[Dataset items]

"""

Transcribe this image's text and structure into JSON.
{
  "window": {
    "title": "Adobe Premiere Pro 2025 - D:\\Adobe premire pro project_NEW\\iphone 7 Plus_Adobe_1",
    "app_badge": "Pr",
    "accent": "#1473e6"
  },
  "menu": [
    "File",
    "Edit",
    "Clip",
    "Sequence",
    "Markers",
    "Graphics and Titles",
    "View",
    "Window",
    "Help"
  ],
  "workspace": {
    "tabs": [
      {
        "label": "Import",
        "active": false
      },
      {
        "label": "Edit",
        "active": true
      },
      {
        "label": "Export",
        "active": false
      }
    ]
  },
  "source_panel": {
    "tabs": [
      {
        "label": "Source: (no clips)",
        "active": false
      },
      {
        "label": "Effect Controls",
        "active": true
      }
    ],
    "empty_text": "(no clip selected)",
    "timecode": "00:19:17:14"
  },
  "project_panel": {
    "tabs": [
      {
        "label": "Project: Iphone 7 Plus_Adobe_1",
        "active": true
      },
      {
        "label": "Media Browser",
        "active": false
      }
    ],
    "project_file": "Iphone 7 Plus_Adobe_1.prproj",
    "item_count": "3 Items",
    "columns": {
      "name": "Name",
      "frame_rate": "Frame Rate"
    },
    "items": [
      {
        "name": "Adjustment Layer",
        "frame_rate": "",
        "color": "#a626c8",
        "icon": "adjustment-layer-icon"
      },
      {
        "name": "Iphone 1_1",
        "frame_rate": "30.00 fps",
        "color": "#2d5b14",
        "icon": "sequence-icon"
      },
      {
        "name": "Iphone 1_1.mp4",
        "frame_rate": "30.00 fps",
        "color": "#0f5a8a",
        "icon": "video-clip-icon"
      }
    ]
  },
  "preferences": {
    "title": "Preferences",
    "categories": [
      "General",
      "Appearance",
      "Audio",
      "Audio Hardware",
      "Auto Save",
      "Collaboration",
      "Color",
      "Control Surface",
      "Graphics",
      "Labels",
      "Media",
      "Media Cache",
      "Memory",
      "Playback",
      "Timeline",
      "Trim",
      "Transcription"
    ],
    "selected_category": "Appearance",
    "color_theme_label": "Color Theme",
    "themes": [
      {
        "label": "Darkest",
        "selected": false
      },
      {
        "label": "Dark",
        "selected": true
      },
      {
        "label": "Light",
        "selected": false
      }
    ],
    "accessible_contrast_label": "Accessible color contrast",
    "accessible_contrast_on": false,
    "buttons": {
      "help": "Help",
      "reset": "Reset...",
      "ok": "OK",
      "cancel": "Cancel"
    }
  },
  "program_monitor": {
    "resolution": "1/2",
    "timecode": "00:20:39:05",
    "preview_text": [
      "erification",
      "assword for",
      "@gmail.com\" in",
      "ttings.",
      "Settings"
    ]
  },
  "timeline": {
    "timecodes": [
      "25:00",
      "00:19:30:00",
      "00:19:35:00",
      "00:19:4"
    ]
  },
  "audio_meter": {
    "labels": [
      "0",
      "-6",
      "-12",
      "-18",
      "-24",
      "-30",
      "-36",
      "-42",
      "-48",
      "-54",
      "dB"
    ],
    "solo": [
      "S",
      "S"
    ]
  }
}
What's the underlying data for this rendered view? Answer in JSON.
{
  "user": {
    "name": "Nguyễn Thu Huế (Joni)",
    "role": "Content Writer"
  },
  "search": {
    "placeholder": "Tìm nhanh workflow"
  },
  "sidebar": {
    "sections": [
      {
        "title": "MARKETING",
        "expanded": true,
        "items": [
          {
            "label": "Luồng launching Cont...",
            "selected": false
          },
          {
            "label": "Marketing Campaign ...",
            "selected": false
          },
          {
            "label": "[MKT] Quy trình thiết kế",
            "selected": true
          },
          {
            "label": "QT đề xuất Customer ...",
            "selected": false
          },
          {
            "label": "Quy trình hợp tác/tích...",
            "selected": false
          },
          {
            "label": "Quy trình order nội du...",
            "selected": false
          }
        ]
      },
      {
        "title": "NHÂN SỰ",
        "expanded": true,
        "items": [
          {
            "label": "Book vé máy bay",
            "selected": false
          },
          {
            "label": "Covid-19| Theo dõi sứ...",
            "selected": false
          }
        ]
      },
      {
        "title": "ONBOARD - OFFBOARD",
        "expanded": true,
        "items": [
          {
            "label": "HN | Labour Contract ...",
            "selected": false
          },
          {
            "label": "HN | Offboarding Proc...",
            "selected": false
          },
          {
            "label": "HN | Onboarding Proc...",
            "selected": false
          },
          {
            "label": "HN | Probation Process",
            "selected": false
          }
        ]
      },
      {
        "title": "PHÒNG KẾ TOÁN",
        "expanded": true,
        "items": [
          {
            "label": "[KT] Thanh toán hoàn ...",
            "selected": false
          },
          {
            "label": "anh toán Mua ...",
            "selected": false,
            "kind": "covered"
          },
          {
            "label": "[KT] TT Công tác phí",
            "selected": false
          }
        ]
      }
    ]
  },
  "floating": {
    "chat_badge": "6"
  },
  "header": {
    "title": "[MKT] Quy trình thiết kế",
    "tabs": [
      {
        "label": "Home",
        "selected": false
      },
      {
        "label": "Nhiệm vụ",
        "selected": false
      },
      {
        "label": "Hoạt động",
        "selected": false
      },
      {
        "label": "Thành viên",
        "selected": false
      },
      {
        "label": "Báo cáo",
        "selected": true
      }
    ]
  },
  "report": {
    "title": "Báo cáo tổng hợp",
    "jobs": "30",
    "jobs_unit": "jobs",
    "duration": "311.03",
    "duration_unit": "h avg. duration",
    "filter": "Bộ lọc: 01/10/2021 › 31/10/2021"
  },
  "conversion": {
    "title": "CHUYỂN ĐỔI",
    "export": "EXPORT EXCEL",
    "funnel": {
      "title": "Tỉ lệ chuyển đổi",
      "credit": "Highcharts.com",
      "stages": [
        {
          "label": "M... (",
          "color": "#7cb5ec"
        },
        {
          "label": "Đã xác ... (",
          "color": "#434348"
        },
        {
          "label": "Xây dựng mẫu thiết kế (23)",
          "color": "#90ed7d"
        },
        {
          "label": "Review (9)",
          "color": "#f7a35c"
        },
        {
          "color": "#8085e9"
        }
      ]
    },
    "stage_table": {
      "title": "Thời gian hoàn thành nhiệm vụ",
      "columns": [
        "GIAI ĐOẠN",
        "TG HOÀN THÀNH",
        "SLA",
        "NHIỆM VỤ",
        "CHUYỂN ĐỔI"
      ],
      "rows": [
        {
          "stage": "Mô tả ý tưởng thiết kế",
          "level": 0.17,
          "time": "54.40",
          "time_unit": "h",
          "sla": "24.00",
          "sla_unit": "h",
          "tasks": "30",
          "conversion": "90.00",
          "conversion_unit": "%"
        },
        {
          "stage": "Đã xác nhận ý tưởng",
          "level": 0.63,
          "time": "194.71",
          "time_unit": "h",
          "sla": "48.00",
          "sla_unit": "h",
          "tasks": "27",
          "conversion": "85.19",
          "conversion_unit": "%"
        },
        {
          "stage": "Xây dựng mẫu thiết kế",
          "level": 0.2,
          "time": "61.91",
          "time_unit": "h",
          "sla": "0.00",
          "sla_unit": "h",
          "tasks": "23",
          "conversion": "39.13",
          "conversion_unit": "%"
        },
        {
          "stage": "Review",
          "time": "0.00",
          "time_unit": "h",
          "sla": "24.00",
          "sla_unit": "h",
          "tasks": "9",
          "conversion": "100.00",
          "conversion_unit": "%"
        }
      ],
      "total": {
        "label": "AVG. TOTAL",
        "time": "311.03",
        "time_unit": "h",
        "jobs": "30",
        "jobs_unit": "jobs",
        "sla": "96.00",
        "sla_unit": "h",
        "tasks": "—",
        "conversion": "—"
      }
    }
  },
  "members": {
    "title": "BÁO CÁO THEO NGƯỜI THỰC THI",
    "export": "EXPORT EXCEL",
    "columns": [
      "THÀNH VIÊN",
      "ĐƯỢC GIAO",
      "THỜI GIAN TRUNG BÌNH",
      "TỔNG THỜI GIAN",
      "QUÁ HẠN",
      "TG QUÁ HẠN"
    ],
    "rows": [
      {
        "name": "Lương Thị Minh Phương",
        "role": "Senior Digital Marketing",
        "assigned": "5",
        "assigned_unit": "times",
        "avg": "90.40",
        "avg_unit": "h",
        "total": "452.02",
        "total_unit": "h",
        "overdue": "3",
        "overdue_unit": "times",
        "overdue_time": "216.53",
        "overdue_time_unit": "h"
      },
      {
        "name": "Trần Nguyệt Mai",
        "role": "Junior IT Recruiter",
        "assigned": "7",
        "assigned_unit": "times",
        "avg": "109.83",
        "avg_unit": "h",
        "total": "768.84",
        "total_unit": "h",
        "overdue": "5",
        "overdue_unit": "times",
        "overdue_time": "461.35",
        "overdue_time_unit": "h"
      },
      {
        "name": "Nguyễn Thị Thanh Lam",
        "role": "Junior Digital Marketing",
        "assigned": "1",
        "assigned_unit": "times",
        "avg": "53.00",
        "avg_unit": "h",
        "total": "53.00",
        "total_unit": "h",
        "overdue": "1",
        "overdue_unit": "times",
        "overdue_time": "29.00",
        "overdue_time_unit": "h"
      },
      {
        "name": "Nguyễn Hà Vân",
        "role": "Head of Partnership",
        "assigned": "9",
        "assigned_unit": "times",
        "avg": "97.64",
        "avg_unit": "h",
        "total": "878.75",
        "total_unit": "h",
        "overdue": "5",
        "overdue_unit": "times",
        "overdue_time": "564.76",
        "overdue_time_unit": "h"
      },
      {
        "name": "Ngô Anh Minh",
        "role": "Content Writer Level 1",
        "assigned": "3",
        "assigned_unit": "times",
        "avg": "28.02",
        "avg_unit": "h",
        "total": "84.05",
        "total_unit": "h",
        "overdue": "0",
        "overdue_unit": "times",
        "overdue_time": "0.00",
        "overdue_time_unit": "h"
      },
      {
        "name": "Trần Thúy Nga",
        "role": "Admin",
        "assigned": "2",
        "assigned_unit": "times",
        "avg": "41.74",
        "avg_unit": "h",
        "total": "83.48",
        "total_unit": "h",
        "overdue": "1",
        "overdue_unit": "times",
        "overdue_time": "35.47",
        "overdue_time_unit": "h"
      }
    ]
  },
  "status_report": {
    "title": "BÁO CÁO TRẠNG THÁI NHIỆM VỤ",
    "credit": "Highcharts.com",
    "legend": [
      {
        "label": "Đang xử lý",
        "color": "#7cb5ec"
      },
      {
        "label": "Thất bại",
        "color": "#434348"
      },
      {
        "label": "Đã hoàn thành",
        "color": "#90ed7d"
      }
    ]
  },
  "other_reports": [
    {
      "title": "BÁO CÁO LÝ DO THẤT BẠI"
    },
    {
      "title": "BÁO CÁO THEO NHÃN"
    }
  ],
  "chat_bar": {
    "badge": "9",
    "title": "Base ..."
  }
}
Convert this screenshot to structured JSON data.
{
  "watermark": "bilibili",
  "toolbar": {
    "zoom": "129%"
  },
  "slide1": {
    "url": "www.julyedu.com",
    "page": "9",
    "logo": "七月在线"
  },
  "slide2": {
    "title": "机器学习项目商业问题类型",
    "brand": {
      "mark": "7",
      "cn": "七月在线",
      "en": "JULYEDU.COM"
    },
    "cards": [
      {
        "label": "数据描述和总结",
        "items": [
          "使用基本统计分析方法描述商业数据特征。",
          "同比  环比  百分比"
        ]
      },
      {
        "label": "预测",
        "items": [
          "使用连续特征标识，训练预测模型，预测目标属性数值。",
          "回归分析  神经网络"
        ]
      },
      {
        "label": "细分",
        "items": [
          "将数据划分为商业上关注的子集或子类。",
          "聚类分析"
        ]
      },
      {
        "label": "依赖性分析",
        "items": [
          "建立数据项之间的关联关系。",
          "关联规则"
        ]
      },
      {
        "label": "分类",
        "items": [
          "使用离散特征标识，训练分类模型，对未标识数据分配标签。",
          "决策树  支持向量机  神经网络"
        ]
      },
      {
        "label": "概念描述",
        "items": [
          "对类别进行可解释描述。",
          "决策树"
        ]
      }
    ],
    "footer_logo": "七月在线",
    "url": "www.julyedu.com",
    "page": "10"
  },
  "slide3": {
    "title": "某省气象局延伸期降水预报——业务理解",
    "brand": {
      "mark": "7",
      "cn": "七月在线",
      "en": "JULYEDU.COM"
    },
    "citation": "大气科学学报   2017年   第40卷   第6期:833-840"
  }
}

"""

Exercise details -
The lines to reproduce run from the line containing "Convert this screenshot" to the end of the listing; write them out exactly and add nothing.

Written reply -
Convert this screenshot to structured JSON data.
{
  "watermark": "bilibili",
  "toolbar": {
    "zoom": "129%"
  },
  "slide1": {
    "url": "www.julyedu.com",
    "page": "9",
    "logo": "七月在线"
  },
  "slide2": {
    "title": "机器学习项目商业问题类型",
    "brand": {
      "mark": "7",
      "cn": "七月在线",
      "en": "JULYEDU.COM"
    },
    "cards": [
      {
        "label": "数据描述和总结",
        "items": [
          "使用基本统计分析方法描述商业数据特征。",
          "同比  环比  百分比"
        ]
      },
      {
        "label": "预测",
        "items": [
          "使用连续特征标识，训练预测模型，预测目标属性数值。",
          "回归分析  神经网络"
        ]
      },
      {
        "label": "细分",
        "items": [
          "将数据划分为商业上关注的子集或子类。",
          "聚类分析"
        ]
      },
      {
        "label": "依赖性分析",
        "items": [
          "建立数据项之间的关联关系。",
          "关联规则"
        ]
      },
      {
        "label": "分类",
        "items": [
          "使用离散特征标识，训练分类模型，对未标识数据分配标签。",
          "决策树  支持向量机  神经网络"
        ]
      },
      {
        "label": "概念描述",
        "items": [
          "对类别进行可解释描述。",
          "决策树"
        ]
      }
    ],
    "footer_logo": "七月在线",
    "url": "www.julyedu.com",
    "page": "10"
  },
  "slide3": {
    "title": "某省气象局延伸期降水预报——业务理解",
    "brand": {
      "mark": "7",
      "cn": "七月在线",
      "en": "JULYEDU.COM"
    },
    "citation": "大气科学学报   2017年   第40卷   第6期:833-840"
  }
}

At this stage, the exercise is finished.